— Goal —
Look through the material below and give the number of lines holding "area", with no other words.

[Dataset rows about figures]

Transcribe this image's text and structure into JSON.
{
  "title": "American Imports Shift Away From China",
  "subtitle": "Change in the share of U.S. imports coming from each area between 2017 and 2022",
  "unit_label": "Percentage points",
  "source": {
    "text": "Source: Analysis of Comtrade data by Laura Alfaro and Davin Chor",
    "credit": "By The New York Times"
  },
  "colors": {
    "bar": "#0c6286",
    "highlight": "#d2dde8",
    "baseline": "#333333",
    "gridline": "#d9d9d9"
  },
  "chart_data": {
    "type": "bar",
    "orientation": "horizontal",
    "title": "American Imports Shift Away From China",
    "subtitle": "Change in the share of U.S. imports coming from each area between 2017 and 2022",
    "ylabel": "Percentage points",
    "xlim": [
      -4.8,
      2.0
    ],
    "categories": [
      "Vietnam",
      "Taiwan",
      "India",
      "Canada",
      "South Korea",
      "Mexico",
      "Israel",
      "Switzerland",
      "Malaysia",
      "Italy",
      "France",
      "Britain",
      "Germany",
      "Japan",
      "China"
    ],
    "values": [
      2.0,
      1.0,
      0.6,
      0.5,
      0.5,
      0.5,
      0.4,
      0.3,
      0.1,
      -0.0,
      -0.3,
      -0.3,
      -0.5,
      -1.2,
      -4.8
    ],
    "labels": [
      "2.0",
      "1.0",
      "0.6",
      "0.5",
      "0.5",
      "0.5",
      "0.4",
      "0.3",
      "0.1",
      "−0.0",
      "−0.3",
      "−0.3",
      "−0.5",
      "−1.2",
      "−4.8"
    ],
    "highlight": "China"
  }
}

— Result below —
2